» **YOUR INSTRUCTIONS**:
Copy each line that contains the word "Hook".

» **STORED RECORDS**:
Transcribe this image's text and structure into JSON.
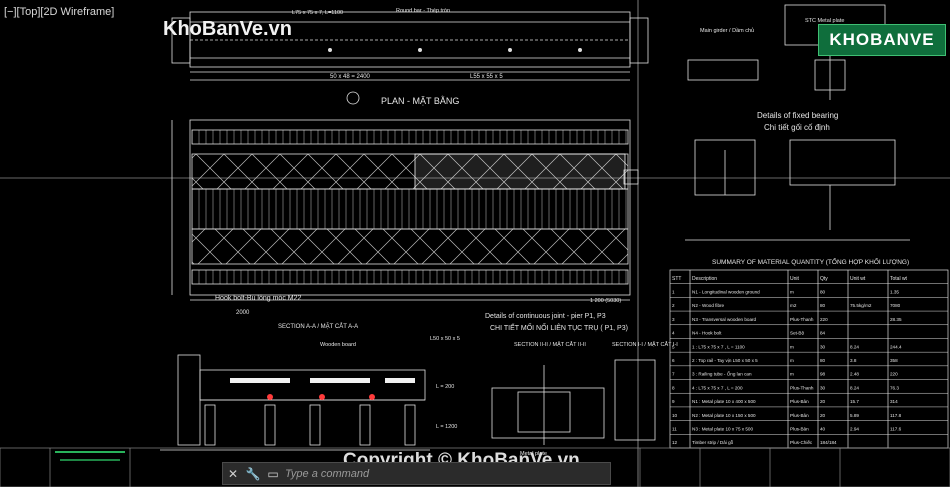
{
  "viewport": {
    "label": "[−][Top][2D Wireframe]"
  },
  "watermark": {
    "top": "KhoBanVe.vn",
    "bottom": "Copyright © KhoBanVe.vn",
    "logo": "KHOBANVE"
  },
  "command_line": {
    "placeholder": "Type a command"
  },
  "icons": {
    "close": "close-icon",
    "wrench": "wrench-icon",
    "prompt": "command-prompt-icon"
  },
  "colors": {
    "background": "#000000",
    "line": "#e6e6e6",
    "accent": "#ff3b3b",
    "green": "#29b35b"
  },
  "drawing": {
    "plan_title": "PLAN - MẶT BẰNG",
    "fixed_bearing_title_en": "Details of fixed bearing",
    "fixed_bearing_title_vi": "Chi tiết gối cố định",
    "joint_title_en": "Details of continuous joint - pier P1, P3",
    "joint_title_vi": "CHI TIẾT MỐI NỐI LIÊN TỤC TRỤ ( P1, P3)",
    "section_aa": "SECTION A-A / MẶT CẮT A-A",
    "section_ii": "SECTION II-II / MẶT CẮT II-II",
    "section_i": "SECTION I-I / MẶT CẮT I-I",
    "hook_bolt": "Hook bolt-Bu lông móc M22",
    "dim_50": "50 x 48 = 2400",
    "dim_l55": "L55 x 55 x 5",
    "dim_2000": "2000",
    "dim_1200": "1 200 (5030)",
    "round_bar": "Round bar - Thép tròn",
    "main_girder": "Main girder / Dầm chủ",
    "stc_plate": "STC Metal plate",
    "l75": "L75 x 75 x 7, L=1100",
    "l50": "L50 x 50 x 5",
    "l_200": "L = 200",
    "l_1200": "L = 1200",
    "wood_board": "Wooden board",
    "metal_plate": "Metal plate"
  },
  "material_table": {
    "title": "SUMMARY OF MATERIAL QUANTITY (TỔNG HỢP KHỐI LƯỢNG)",
    "headers": [
      "STT",
      "Description",
      "Unit",
      "Qty",
      "Unit wt",
      "Total wt"
    ],
    "rows": [
      [
        "1",
        "N1 - Longitudinal wooden ground",
        "m",
        "80",
        "",
        "1.35"
      ],
      [
        "2",
        "N2 - Wood fibre",
        "m2",
        "80",
        "75.5kg/m2",
        "7080"
      ],
      [
        "3",
        "N3 - Transversal wooden board",
        "Plus-Thanh",
        "220",
        "",
        "28.35"
      ],
      [
        "4",
        "N4 - Hook bolt",
        "Set-Bộ",
        "84",
        "",
        ""
      ],
      [
        "5",
        "1 : L75 x 75 x 7 , L = 1100",
        "m",
        "30",
        "8.24",
        "244.4"
      ],
      [
        "6",
        "2 : Top rail - Tay vịn L50 x 50 x 5",
        "m",
        "80",
        "3.8",
        "358"
      ],
      [
        "7",
        "3 : Railing tube - Ống lan can",
        "m",
        "98",
        "2.48",
        "220"
      ],
      [
        "8",
        "4 : L75 x 75 x 7 , L = 200",
        "Plus-Thanh",
        "30",
        "8.24",
        "76.3"
      ],
      [
        "9",
        "N1 : Metal plate 10 x 400 x 500",
        "Plus-Bản",
        "20",
        "15.7",
        "314"
      ],
      [
        "10",
        "N2 : Metal plate 10 x 150 x 500",
        "Plus-Bản",
        "20",
        "5.89",
        "117.8"
      ],
      [
        "11",
        "N3 : Metal plate 10 x 75 x 500",
        "Plus-Bản",
        "40",
        "2.94",
        "117.6"
      ],
      [
        "12",
        "Timber strip / Dải gỗ",
        "Plus-Chiếc",
        "184/184",
        "",
        ""
      ]
    ]
  }
}
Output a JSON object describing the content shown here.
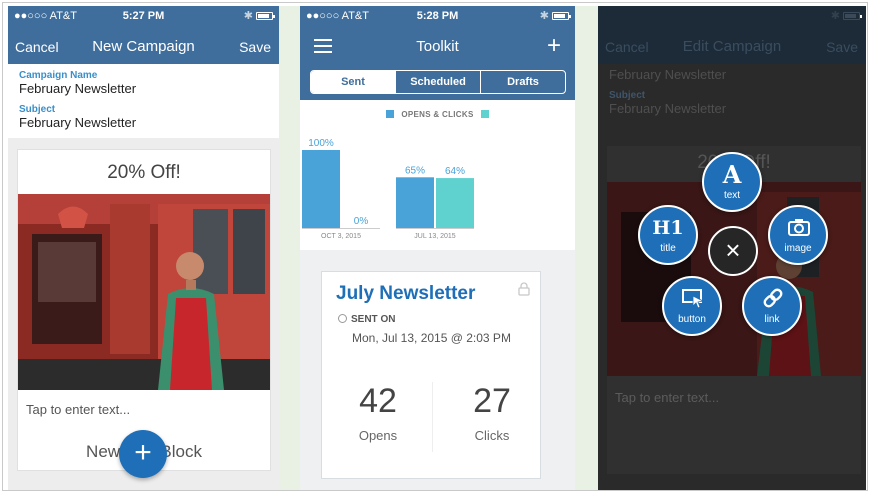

» **EXERCISE SOLUTION**:
    "hook_bolt": "Hook bolt-Bu lông móc M22",
        "N4 - Hook bolt",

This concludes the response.